Written problem: Your task is to copy every line of the entries that contains "value".

Figure dataset records
┄┄┄┄┄┄┄┄┄┄
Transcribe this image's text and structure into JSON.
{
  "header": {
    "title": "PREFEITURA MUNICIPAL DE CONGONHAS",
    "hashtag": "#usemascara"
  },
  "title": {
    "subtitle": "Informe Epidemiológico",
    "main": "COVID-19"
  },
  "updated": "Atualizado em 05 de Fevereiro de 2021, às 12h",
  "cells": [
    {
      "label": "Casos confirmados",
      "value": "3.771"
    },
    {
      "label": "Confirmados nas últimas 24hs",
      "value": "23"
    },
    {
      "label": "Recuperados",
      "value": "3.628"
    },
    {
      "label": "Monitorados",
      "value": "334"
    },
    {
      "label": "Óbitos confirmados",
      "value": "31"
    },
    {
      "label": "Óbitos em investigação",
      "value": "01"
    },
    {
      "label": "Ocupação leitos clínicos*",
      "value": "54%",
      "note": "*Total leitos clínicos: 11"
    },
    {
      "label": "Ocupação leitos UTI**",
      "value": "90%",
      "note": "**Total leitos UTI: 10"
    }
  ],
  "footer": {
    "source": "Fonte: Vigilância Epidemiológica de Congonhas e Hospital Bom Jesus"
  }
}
┄┄┄┄┄┄┄┄┄┄
Problem solution:
      "value": "3.771"
      "value": "23"
      "value": "3.628"
      "value": "334"
      "value": "31"
      "value": "01"
      "value": "54%",
      "value": "90%",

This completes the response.